TASK DETAILS -
Every entry must be given again exactly.
::::
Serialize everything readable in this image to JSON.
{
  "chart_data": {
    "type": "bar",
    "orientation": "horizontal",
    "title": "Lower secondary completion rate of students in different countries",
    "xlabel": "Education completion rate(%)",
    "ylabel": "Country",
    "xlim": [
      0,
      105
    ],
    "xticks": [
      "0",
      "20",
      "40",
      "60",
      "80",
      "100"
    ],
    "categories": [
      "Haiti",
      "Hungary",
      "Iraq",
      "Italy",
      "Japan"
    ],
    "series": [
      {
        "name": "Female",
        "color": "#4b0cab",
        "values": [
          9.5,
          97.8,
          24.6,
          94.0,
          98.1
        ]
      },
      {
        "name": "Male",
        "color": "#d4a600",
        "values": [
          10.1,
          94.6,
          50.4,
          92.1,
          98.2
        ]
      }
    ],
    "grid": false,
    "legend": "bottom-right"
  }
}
::::
SOLUTION -
Serialize everything readable in this image to JSON.
{
  "chart_data": {
    "type": "bar",
    "orientation": "horizontal",
    "title": "Lower secondary completion rate of students in different countries",
    "xlabel": "Education completion rate(%)",
    "ylabel": "Country",
    "xlim": [
      0,
      105
    ],
    "xticks": [
      "0",
      "20",
      "40",
      "60",
      "80",
      "100"
    ],
    "categories": [
      "Haiti",
      "Hungary",
      "Iraq",
      "Italy",
      "Japan"
    ],
    "series": [
      {
        "name": "Female",
        "color": "#4b0cab",
        "values": [
          9.5,
          97.8,
          24.6,
          94.0,
          98.1
        ]
      },
      {
        "name": "Male",
        "color": "#d4a600",
        "values": [
          10.1,
          94.6,
          50.4,
          92.1,
          98.2
        ]
      }
    ],
    "grid": false,
    "legend": "bottom-right"
  }
}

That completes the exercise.